++++ DATA FOR PROCESSING ++++
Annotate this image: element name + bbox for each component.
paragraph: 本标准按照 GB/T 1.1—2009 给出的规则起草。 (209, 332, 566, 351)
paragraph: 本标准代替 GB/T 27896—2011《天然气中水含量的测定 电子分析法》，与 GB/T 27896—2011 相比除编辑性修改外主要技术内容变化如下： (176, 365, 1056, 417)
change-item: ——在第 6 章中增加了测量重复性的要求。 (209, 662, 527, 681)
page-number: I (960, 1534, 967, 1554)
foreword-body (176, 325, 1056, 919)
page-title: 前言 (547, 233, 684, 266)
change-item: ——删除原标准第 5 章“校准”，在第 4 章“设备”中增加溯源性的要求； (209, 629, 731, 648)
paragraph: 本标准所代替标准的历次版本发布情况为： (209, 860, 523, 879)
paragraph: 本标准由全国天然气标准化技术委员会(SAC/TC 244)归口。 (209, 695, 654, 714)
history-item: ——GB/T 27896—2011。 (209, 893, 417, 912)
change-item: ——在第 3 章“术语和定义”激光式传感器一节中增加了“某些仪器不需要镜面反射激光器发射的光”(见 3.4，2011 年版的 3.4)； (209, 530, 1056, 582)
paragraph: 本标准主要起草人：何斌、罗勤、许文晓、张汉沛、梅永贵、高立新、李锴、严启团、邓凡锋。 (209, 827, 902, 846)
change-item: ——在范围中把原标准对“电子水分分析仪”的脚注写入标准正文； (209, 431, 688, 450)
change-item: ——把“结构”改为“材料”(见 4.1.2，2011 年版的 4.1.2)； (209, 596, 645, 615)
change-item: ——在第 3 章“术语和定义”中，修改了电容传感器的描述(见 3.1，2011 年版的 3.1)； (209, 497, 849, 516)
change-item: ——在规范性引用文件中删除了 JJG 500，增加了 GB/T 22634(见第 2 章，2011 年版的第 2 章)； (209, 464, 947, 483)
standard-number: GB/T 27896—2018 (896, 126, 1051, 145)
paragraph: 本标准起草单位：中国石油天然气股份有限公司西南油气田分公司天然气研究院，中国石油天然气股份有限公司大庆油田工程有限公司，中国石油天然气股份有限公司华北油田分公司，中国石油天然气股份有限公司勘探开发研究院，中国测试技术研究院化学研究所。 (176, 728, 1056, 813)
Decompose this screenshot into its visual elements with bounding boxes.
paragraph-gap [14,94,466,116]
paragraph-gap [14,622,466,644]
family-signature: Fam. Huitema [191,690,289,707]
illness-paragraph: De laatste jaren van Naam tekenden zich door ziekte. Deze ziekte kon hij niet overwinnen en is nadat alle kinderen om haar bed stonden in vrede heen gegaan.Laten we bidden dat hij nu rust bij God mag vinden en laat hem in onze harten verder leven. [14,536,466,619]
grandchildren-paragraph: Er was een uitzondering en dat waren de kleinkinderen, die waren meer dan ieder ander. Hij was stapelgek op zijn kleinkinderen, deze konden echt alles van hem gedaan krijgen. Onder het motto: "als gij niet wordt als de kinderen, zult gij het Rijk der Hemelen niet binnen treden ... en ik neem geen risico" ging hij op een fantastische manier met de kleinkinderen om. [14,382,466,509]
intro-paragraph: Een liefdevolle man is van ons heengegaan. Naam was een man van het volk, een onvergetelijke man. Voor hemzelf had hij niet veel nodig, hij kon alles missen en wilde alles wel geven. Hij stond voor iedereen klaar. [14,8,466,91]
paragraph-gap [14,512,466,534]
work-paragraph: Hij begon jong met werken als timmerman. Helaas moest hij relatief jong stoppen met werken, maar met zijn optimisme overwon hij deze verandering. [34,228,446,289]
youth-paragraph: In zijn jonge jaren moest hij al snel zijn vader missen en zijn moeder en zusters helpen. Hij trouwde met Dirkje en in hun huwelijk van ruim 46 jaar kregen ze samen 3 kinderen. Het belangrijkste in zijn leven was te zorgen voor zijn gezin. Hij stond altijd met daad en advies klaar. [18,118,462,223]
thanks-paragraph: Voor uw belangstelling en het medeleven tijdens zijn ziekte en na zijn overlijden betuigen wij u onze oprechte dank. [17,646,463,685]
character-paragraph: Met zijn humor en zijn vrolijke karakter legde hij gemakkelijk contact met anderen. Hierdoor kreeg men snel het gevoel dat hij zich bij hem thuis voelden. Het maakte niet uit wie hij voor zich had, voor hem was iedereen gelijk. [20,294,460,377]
++++
▶ WHAT TO PRODUCE
Reproduce every line of the material above word for word, in its original order.

▶ SOLUTION FOR THIS EXERCISE
Annotate this image: element name + bbox for each component.
paragraph: 本标准按照 GB/T 1.1—2009 给出的规则起草。 (209, 332, 566, 351)
paragraph: 本标准代替 GB/T 27896—2011《天然气中水含量的测定 电子分析法》，与 GB/T 27896—2011 相比除编辑性修改外主要技术内容变化如下： (176, 365, 1056, 417)
change-item: ——在第 6 章中增加了测量重复性的要求。 (209, 662, 527, 681)
page-number: I (960, 1534, 967, 1554)
foreword-body (176, 325, 1056, 919)
page-title: 前言 (547, 233, 684, 266)
change-item: ——删除原标准第 5 章“校准”，在第 4 章“设备”中增加溯源性的要求； (209, 629, 731, 648)
paragraph: 本标准所代替标准的历次版本发布情况为： (209, 860, 523, 879)
paragraph: 本标准由全国天然气标准化技术委员会(SAC/TC 244)归口。 (209, 695, 654, 714)
history-item: ——GB/T 27896—2011。 (209, 893, 417, 912)
change-item: ——在第 3 章“术语和定义”激光式传感器一节中增加了“某些仪器不需要镜面反射激光器发射的光”(见 3.4，2011 年版的 3.4)； (209, 530, 1056, 582)
paragraph: 本标准主要起草人：何斌、罗勤、许文晓、张汉沛、梅永贵、高立新、李锴、严启团、邓凡锋。 (209, 827, 902, 846)
change-item: ——在范围中把原标准对“电子水分分析仪”的脚注写入标准正文； (209, 431, 688, 450)
change-item: ——把“结构”改为“材料”(见 4.1.2，2011 年版的 4.1.2)； (209, 596, 645, 615)
change-item: ——在第 3 章“术语和定义”中，修改了电容传感器的描述(见 3.1，2011 年版的 3.1)； (209, 497, 849, 516)
change-item: ——在规范性引用文件中删除了 JJG 500，增加了 GB/T 22634(见第 2 章，2011 年版的第 2 章)； (209, 464, 947, 483)
standard-number: GB/T 27896—2018 (896, 126, 1051, 145)
paragraph: 本标准起草单位：中国石油天然气股份有限公司西南油气田分公司天然气研究院，中国石油天然气股份有限公司大庆油田工程有限公司，中国石油天然气股份有限公司华北油田分公司，中国石油天然气股份有限公司勘探开发研究院，中国测试技术研究院化学研究所。 (176, 728, 1056, 813)
Decompose this screenshot into its visual elements with bounding boxes.
paragraph-gap [14,94,466,116]
paragraph-gap [14,622,466,644]
family-signature: Fam. Huitema [191,690,289,707]
illness-paragraph: De laatste jaren van Naam tekenden zich door ziekte. Deze ziekte kon hij niet overwinnen en is nadat alle kinderen om haar bed stonden in vrede heen gegaan.Laten we bidden dat hij nu rust bij God mag vinden en laat hem in onze harten verder leven. [14,536,466,619]
grandchildren-paragraph: Er was een uitzondering en dat waren de kleinkinderen, die waren meer dan ieder ander. Hij was stapelgek op zijn kleinkinderen, deze konden echt alles van hem gedaan krijgen. Onder het motto: "als gij niet wordt als de kinderen, zult gij het Rijk der Hemelen niet binnen treden ... en ik neem geen risico" ging hij op een fantastische manier met de kleinkinderen om. [14,382,466,509]
intro-paragraph: Een liefdevolle man is van ons heengegaan. Naam was een man van het volk, een onvergetelijke man. Voor hemzelf had hij niet veel nodig, hij kon alles missen en wilde alles wel geven. Hij stond voor iedereen klaar. [14,8,466,91]
paragraph-gap [14,512,466,534]
work-paragraph: Hij begon jong met werken als timmerman. Helaas moest hij relatief jong stoppen met werken, maar met zijn optimisme overwon hij deze verandering. [34,228,446,289]
youth-paragraph: In zijn jonge jaren moest hij al snel zijn vader missen en zijn moeder en zusters helpen. Hij trouwde met Dirkje en in hun huwelijk van ruim 46 jaar kregen ze samen 3 kinderen. Het belangrijkste in zijn leven was te zorgen voor zijn gezin. Hij stond altijd met daad en advies klaar. [18,118,462,223]
thanks-paragraph: Voor uw belangstelling en het medeleven tijdens zijn ziekte en na zijn overlijden betuigen wij u onze oprechte dank. [17,646,463,685]
character-paragraph: Met zijn humor en zijn vrolijke karakter legde hij gemakkelijk contact met anderen. Hierdoor kreeg men snel het gevoel dat hij zich bij hem thuis voelden. Het maakte niet uit wie hij voor zich had, voor hem was iedereen gelijk. [20,294,460,377]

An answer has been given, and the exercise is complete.